───── Data ─────

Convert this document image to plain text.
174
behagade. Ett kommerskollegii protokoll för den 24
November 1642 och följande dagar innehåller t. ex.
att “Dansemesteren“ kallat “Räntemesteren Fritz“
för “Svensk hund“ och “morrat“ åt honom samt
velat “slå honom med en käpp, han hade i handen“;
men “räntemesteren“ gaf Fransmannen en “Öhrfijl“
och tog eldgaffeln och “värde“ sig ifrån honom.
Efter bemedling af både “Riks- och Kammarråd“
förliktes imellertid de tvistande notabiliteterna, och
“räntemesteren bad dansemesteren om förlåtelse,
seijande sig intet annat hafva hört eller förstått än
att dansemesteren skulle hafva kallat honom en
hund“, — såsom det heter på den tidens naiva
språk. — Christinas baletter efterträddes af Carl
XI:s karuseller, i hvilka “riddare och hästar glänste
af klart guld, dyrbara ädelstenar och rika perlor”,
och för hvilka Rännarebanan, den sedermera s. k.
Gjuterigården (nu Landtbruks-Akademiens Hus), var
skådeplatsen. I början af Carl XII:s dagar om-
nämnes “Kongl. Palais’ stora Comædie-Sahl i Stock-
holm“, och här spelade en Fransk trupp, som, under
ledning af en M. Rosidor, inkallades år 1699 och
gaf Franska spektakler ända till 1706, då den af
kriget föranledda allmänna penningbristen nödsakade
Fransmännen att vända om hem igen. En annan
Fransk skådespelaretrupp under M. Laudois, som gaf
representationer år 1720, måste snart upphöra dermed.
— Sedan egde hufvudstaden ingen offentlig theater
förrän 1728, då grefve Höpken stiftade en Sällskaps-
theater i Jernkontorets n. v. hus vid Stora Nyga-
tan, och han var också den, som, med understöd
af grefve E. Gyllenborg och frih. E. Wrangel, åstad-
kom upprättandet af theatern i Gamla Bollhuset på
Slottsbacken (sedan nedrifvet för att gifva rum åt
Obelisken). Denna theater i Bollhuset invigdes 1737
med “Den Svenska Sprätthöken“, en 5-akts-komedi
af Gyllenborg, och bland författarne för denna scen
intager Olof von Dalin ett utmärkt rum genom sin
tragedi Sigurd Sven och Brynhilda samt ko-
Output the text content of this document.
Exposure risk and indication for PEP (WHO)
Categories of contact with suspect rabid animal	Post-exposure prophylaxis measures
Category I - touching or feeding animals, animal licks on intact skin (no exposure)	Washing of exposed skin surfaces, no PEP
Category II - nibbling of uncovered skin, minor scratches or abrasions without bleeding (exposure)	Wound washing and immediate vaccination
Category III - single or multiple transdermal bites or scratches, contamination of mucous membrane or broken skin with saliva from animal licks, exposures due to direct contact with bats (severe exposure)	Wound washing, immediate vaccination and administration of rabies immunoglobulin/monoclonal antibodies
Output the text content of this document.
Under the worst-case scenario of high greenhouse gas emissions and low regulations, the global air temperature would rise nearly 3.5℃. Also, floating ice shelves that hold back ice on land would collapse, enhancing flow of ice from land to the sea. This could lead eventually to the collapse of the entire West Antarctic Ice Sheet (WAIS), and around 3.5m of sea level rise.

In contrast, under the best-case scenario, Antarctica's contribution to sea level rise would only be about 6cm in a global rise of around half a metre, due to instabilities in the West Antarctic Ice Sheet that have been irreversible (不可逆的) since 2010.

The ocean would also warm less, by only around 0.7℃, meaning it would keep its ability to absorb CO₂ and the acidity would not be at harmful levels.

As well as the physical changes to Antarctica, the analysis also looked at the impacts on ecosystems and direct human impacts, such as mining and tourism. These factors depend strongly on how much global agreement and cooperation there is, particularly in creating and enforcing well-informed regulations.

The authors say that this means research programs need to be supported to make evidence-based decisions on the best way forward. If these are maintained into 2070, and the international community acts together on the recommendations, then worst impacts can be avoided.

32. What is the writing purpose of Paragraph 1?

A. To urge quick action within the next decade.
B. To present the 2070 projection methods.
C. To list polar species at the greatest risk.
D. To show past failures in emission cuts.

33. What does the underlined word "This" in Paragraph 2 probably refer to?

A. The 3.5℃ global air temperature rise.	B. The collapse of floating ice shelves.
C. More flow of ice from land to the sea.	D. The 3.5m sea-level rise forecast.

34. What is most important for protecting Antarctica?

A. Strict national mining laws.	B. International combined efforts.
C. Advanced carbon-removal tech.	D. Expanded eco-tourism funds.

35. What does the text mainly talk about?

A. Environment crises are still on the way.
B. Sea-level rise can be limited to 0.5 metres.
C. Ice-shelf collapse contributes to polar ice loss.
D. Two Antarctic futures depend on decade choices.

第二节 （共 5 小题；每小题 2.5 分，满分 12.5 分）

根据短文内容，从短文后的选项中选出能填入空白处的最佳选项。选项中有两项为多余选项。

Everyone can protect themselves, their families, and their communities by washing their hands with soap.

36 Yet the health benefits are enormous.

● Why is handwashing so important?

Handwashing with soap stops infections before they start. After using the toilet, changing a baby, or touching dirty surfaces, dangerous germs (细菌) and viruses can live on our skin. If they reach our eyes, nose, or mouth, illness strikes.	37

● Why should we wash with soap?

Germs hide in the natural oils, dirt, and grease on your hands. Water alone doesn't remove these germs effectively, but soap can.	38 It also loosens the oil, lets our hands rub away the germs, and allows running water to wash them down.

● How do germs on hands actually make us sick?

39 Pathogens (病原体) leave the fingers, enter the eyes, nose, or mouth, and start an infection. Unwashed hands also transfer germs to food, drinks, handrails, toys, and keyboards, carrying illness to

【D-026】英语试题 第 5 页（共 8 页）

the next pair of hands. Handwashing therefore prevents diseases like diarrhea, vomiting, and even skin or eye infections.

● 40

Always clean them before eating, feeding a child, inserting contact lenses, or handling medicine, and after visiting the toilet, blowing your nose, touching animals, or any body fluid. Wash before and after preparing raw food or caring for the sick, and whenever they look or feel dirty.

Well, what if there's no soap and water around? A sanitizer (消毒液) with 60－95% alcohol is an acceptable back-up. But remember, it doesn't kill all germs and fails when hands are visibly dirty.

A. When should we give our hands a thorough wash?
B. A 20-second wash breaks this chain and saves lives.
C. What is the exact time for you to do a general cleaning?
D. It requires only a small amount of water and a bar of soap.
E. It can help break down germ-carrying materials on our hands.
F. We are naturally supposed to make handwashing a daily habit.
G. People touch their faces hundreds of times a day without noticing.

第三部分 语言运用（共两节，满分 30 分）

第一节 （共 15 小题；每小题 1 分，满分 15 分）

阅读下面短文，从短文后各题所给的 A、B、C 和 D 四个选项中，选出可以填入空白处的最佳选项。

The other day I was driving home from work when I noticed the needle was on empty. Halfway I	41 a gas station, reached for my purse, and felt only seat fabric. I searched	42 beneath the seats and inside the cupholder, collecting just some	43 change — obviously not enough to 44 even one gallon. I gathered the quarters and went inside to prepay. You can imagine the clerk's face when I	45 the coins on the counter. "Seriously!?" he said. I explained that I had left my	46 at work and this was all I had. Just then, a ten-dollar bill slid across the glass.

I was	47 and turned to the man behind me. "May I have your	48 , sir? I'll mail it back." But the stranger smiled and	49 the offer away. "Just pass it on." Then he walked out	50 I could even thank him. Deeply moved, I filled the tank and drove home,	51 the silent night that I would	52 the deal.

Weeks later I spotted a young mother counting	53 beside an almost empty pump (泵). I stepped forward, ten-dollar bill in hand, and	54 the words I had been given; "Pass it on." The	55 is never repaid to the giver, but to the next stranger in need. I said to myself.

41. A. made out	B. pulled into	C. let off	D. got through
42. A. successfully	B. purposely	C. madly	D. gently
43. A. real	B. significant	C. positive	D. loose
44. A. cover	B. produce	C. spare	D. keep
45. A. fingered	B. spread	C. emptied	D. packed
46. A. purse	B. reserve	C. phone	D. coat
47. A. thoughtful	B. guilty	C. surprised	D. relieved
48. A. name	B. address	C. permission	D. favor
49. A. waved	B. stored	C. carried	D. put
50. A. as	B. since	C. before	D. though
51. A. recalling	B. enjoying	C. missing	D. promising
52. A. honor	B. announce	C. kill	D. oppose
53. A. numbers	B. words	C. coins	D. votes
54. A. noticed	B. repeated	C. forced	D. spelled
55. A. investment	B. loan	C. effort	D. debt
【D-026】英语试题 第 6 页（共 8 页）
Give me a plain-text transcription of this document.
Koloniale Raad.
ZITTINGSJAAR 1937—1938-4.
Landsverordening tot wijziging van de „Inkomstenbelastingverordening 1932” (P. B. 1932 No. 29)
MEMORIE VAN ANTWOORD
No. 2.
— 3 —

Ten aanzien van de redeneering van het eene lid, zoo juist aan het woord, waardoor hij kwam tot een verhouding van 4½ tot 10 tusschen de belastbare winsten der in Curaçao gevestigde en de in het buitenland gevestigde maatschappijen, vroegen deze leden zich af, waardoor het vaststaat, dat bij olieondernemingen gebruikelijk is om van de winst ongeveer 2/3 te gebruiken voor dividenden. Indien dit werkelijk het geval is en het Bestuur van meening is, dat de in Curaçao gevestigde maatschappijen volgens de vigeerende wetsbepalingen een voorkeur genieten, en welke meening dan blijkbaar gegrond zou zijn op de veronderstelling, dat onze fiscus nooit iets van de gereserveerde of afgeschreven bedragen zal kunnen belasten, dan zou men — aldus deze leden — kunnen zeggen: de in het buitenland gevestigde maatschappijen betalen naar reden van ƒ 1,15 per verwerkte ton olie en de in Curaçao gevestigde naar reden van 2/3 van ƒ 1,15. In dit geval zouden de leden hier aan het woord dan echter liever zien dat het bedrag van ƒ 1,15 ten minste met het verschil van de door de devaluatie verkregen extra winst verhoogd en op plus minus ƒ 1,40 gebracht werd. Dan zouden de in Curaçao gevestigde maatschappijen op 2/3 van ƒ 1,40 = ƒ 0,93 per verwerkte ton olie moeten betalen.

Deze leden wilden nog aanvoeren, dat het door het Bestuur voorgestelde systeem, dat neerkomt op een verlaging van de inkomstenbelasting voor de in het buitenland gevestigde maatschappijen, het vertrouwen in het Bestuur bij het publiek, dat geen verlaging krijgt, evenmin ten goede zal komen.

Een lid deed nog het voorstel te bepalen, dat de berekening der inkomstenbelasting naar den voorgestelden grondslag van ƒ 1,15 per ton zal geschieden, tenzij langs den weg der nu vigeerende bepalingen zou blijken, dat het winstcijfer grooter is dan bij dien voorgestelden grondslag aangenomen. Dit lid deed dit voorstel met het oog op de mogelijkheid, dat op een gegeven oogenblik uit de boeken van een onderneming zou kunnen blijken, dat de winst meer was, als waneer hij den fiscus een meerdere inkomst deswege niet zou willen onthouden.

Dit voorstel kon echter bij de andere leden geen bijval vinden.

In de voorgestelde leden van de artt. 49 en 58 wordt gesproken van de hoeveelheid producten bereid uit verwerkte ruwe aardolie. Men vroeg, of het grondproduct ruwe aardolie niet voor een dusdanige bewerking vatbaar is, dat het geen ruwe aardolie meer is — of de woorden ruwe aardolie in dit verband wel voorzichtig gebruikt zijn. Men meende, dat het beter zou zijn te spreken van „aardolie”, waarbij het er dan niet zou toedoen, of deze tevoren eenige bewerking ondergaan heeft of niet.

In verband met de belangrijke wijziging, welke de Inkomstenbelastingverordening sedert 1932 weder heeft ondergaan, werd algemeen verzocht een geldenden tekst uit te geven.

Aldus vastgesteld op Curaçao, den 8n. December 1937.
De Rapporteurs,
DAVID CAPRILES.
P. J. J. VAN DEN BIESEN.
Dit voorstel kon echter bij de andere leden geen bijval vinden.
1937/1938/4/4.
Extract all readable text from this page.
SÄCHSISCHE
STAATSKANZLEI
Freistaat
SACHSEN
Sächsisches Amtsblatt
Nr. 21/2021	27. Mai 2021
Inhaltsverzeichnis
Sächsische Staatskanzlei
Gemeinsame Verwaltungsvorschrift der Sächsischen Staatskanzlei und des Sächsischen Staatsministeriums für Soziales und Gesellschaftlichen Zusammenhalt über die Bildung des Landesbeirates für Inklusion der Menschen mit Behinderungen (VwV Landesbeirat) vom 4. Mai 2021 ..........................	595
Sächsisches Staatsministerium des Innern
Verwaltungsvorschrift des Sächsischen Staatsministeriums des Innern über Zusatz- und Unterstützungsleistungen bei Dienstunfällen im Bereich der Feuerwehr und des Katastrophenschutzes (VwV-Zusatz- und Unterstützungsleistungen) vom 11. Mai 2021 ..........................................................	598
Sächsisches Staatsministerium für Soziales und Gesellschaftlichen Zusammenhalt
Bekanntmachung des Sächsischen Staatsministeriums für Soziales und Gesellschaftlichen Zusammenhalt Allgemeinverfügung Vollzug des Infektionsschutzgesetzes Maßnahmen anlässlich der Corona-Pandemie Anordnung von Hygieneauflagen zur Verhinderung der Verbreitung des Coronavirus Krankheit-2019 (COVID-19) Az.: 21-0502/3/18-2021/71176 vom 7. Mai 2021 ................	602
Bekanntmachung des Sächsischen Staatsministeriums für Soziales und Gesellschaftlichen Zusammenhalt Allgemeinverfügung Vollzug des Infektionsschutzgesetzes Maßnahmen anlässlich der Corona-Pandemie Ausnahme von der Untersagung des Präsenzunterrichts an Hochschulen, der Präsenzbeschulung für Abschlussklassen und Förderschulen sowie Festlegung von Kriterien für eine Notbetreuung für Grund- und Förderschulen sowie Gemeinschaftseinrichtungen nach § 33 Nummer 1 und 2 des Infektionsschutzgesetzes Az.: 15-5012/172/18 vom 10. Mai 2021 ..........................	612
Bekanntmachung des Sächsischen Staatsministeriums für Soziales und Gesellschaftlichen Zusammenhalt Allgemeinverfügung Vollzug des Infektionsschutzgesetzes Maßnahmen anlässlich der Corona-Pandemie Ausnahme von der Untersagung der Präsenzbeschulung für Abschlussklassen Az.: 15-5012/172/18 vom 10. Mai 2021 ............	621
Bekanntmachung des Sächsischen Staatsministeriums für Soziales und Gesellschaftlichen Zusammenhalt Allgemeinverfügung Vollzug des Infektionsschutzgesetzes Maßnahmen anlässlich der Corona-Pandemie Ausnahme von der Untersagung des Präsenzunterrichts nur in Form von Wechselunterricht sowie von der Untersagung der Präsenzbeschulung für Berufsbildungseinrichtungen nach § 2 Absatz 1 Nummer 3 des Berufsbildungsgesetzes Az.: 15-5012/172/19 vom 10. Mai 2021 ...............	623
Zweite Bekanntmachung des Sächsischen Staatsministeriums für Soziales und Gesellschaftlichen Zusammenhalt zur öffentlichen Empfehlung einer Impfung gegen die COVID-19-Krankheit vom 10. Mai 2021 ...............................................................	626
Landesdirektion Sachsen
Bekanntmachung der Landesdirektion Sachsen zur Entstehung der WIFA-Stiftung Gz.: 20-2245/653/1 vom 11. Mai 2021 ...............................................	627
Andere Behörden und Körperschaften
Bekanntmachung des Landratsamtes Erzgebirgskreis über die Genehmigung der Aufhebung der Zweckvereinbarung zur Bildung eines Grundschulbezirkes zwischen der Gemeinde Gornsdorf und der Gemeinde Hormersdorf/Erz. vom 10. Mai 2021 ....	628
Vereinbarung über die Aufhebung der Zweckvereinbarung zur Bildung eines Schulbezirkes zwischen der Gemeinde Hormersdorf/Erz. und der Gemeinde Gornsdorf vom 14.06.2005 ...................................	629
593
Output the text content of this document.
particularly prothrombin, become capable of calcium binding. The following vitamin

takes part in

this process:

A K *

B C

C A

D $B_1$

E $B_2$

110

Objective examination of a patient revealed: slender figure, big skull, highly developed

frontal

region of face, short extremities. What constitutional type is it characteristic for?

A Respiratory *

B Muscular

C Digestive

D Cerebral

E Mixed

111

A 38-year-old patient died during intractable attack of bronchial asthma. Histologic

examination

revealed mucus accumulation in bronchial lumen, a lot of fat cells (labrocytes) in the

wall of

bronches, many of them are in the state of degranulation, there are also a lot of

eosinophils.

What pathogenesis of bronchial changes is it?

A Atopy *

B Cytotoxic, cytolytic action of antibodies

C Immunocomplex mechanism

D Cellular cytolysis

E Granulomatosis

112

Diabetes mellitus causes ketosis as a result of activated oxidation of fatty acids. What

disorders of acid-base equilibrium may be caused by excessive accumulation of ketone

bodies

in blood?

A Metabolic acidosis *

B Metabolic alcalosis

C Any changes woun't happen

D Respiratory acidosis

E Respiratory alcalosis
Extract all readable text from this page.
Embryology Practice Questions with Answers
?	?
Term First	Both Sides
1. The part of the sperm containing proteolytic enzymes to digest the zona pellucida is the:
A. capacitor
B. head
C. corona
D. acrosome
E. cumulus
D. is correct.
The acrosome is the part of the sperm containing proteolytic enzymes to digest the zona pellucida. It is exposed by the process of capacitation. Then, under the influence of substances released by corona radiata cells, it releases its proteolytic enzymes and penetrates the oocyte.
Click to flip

─────

• _Exercise_
Across the records, count the lines holding the string "Landesdirektion". Give the number and stop.

• _Answer to the exercise_
2